- [Exercise task]:
Omit every picture while repeating the entries exactly.

** START OF Given entries **

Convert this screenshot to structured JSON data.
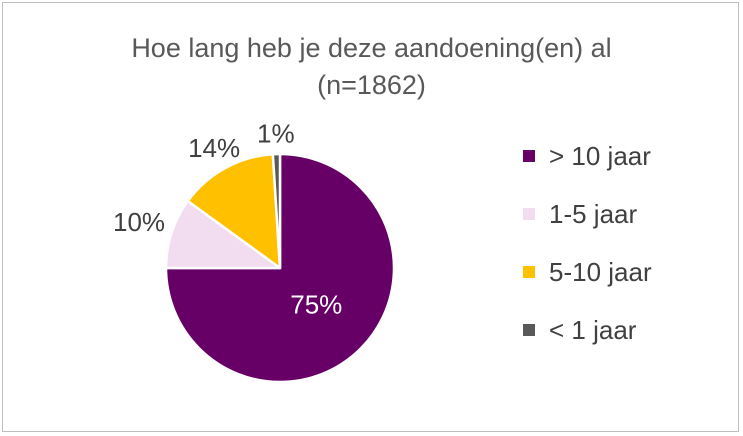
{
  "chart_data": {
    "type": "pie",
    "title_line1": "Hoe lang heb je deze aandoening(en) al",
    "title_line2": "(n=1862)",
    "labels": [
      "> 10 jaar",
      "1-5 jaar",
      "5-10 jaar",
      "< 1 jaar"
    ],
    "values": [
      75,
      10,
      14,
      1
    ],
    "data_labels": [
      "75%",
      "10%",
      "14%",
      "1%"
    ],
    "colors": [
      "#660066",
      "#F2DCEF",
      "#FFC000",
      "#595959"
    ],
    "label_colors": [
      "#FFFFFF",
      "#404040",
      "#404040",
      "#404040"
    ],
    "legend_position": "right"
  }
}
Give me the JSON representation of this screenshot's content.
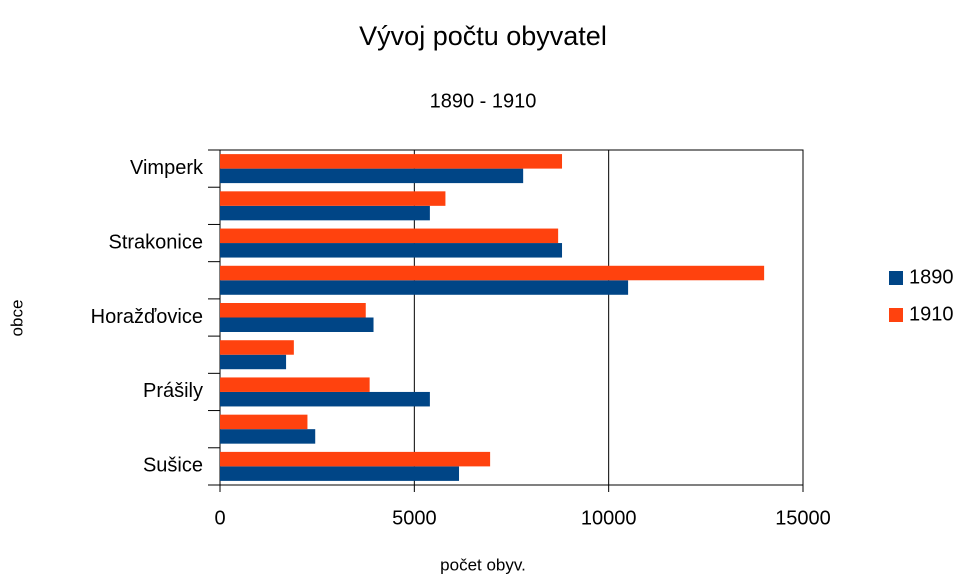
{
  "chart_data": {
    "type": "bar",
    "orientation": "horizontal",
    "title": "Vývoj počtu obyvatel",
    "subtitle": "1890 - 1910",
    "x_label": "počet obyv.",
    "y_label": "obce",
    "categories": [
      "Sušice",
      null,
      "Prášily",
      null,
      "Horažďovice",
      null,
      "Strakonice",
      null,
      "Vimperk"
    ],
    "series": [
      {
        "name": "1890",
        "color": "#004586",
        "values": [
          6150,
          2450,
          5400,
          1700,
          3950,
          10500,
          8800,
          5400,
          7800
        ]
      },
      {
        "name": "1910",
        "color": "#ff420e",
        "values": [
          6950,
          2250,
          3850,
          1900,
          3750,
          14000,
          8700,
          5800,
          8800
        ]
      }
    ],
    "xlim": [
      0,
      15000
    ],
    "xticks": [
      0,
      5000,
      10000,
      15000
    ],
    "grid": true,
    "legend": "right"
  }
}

** END OF Given entries **

- [Answer to this problem]:
Convert this screenshot to structured JSON data.
{
  "chart_data": {
    "type": "pie",
    "title_line1": "Hoe lang heb je deze aandoening(en) al",
    "title_line2": "(n=1862)",
    "labels": [
      "> 10 jaar",
      "1-5 jaar",
      "5-10 jaar",
      "< 1 jaar"
    ],
    "values": [
      75,
      10,
      14,
      1
    ],
    "data_labels": [
      "75%",
      "10%",
      "14%",
      "1%"
    ],
    "colors": [
      "#660066",
      "#F2DCEF",
      "#FFC000",
      "#595959"
    ],
    "label_colors": [
      "#FFFFFF",
      "#404040",
      "#404040",
      "#404040"
    ],
    "legend_position": "right"
  }
}
Give me the JSON representation of this screenshot's content.
{
  "chart_data": {
    "type": "bar",
    "orientation": "horizontal",
    "title": "Vývoj počtu obyvatel",
    "subtitle": "1890 - 1910",
    "x_label": "počet obyv.",
    "y_label": "obce",
    "categories": [
      "Sušice",
      null,
      "Prášily",
      null,
      "Horažďovice",
      null,
      "Strakonice",
      null,
      "Vimperk"
    ],
    "series": [
      {
        "name": "1890",
        "color": "#004586",
        "values": [
          6150,
          2450,
          5400,
          1700,
          3950,
          10500,
          8800,
          5400,
          7800
        ]
      },
      {
        "name": "1910",
        "color": "#ff420e",
        "values": [
          6950,
          2250,
          3850,
          1900,
          3750,
          14000,
          8700,
          5800,
          8800
        ]
      }
    ],
    "xlim": [
      0,
      15000
    ],
    "xticks": [
      0,
      5000,
      10000,
      15000
    ],
    "grid": true,
    "legend": "right"
  }
}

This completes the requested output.